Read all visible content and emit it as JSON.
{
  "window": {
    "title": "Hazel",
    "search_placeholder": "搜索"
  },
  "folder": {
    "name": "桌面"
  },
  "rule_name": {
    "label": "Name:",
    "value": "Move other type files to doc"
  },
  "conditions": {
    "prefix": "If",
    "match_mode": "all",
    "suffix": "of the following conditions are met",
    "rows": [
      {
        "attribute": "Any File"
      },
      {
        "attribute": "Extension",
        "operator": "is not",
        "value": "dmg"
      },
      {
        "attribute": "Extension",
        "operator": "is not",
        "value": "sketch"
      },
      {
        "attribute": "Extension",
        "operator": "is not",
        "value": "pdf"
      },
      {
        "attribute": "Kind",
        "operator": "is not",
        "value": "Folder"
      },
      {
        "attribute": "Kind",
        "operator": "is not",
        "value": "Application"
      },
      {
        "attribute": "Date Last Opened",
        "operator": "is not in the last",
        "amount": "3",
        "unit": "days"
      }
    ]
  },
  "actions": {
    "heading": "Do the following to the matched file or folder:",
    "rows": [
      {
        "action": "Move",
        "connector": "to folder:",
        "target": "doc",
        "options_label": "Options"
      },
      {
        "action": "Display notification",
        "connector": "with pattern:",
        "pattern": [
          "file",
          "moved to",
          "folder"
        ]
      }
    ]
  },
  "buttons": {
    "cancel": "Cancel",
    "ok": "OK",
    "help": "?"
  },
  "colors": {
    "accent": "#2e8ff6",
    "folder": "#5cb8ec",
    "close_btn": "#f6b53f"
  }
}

# # #

> [TASK DESCRIPTION]
Retype all of the entries precisely as they are.

> [REPLY]
Read all visible content and emit it as JSON.
{
  "window": {
    "title": "Hazel",
    "search_placeholder": "搜索"
  },
  "folder": {
    "name": "桌面"
  },
  "rule_name": {
    "label": "Name:",
    "value": "Move other type files to doc"
  },
  "conditions": {
    "prefix": "If",
    "match_mode": "all",
    "suffix": "of the following conditions are met",
    "rows": [
      {
        "attribute": "Any File"
      },
      {
        "attribute": "Extension",
        "operator": "is not",
        "value": "dmg"
      },
      {
        "attribute": "Extension",
        "operator": "is not",
        "value": "sketch"
      },
      {
        "attribute": "Extension",
        "operator": "is not",
        "value": "pdf"
      },
      {
        "attribute": "Kind",
        "operator": "is not",
        "value": "Folder"
      },
      {
        "attribute": "Kind",
        "operator": "is not",
        "value": "Application"
      },
      {
        "attribute": "Date Last Opened",
        "operator": "is not in the last",
        "amount": "3",
        "unit": "days"
      }
    ]
  },
  "actions": {
    "heading": "Do the following to the matched file or folder:",
    "rows": [
      {
        "action": "Move",
        "connector": "to folder:",
        "target": "doc",
        "options_label": "Options"
      },
      {
        "action": "Display notification",
        "connector": "with pattern:",
        "pattern": [
          "file",
          "moved to",
          "folder"
        ]
      }
    ]
  },
  "buttons": {
    "cancel": "Cancel",
    "ok": "OK",
    "help": "?"
  },
  "colors": {
    "accent": "#2e8ff6",
    "folder": "#5cb8ec",
    "close_btn": "#f6b53f"
  }
}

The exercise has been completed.